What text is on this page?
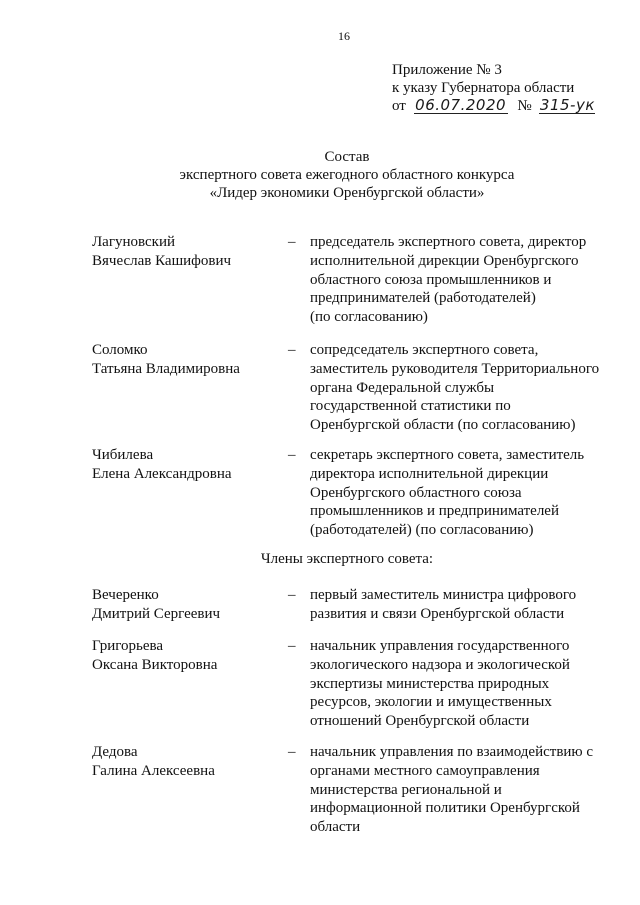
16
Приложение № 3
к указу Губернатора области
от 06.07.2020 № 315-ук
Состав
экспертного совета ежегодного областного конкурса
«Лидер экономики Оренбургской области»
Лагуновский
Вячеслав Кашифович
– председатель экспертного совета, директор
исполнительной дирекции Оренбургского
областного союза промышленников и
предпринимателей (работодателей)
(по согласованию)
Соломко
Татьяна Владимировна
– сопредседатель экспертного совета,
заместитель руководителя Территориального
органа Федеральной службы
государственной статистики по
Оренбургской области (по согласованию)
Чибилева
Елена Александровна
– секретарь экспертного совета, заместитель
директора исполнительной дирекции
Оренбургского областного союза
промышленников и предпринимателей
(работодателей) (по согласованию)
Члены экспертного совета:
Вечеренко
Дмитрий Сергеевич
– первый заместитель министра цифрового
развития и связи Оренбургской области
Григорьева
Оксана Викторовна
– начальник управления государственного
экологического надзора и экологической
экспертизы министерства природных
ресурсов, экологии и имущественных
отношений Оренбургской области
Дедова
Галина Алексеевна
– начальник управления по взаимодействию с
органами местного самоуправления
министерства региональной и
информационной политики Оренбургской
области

━━━━━━━━

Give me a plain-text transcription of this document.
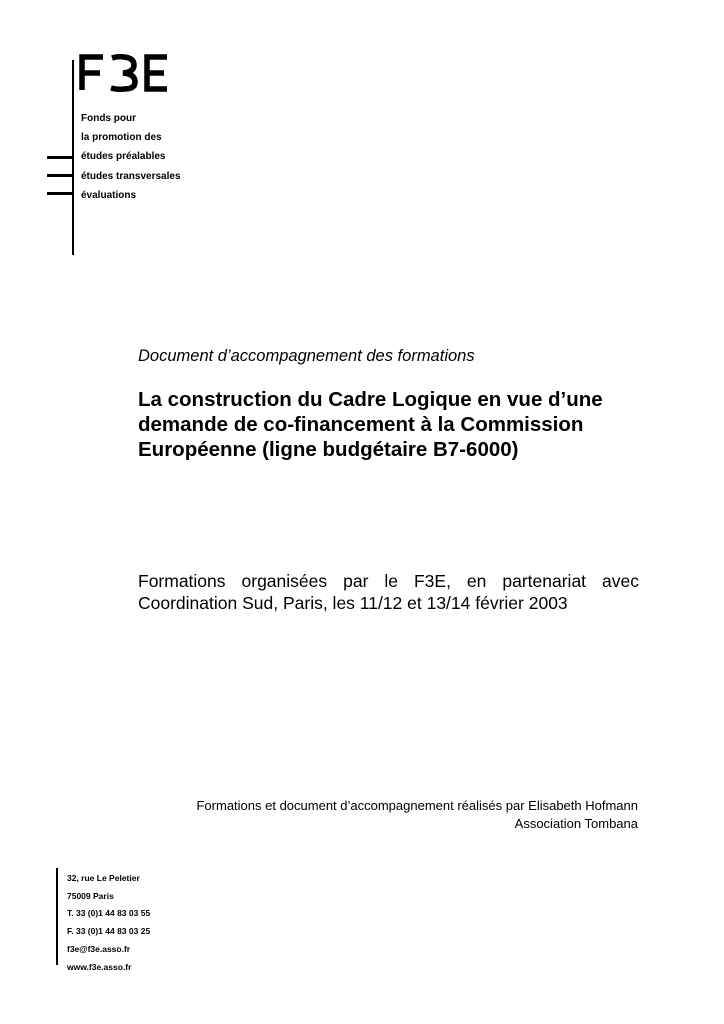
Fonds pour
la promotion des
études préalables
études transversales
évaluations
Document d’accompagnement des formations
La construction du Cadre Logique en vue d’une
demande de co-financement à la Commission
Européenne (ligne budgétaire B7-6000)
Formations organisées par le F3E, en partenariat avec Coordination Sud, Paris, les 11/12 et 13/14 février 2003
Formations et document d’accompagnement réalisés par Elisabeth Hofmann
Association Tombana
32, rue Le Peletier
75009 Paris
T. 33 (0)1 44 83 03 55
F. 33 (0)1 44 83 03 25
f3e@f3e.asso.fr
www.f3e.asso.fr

━━━━━━━━

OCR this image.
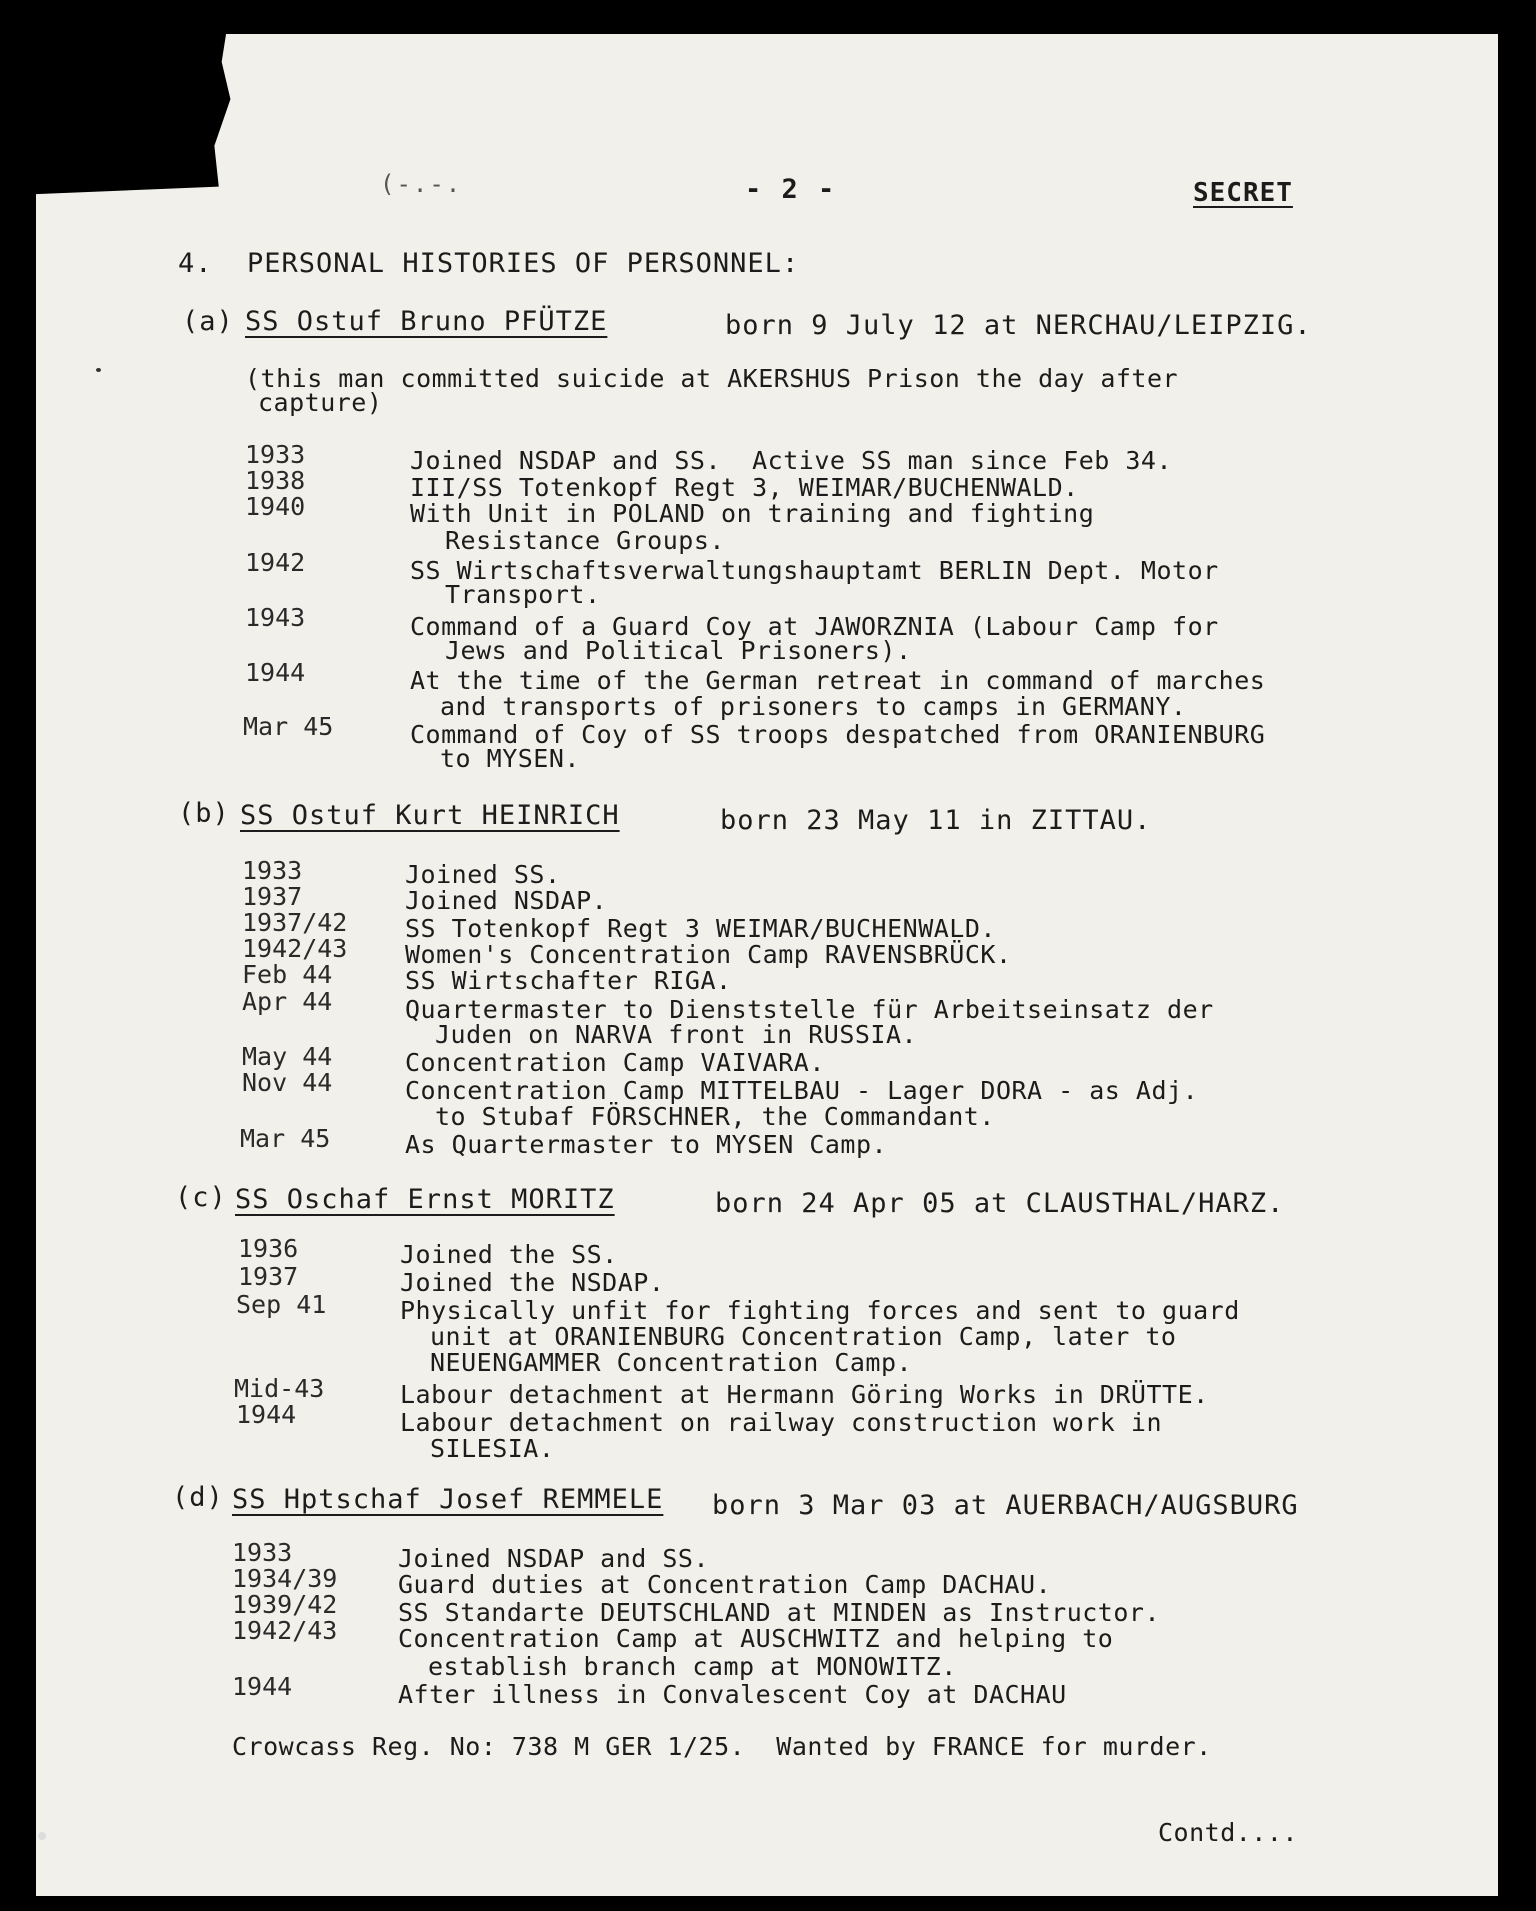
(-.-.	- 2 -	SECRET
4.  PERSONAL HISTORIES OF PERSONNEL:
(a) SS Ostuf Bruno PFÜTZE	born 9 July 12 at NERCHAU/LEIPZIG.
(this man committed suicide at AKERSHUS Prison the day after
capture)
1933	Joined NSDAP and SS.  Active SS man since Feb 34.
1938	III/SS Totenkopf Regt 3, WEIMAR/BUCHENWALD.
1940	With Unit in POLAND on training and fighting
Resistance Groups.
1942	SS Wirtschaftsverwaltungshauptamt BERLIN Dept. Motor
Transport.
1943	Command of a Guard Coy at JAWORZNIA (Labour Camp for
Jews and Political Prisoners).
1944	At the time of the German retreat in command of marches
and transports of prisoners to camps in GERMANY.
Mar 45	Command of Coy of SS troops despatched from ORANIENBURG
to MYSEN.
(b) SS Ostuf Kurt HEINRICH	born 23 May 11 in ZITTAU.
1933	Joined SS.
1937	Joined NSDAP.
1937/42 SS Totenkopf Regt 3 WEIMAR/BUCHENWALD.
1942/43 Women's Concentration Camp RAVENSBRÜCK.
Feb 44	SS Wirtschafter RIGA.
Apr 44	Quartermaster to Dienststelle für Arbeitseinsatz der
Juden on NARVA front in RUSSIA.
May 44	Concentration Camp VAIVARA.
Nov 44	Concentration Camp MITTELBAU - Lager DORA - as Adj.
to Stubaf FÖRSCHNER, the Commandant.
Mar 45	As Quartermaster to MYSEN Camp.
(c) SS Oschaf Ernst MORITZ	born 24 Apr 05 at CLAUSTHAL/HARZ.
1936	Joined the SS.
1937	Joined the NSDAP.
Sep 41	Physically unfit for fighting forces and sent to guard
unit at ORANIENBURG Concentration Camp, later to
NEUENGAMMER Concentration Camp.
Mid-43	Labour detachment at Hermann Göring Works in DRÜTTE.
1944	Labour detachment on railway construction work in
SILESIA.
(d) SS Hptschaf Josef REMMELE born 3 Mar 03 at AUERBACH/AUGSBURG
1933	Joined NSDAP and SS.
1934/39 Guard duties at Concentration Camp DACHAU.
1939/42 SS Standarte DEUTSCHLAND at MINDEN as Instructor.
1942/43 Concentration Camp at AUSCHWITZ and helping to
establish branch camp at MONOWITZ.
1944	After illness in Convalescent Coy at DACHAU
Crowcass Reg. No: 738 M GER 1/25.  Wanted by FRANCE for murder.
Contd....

━━━━━━━━

# [Instructions for the task]
Copy out all lines where the word "экспертного" appears.

# [Full output]
экспертного совета ежегодного областного конкурса
– председатель экспертного совета, директор
– сопредседатель экспертного совета,
– секретарь экспертного совета, заместитель
Члены экспертного совета:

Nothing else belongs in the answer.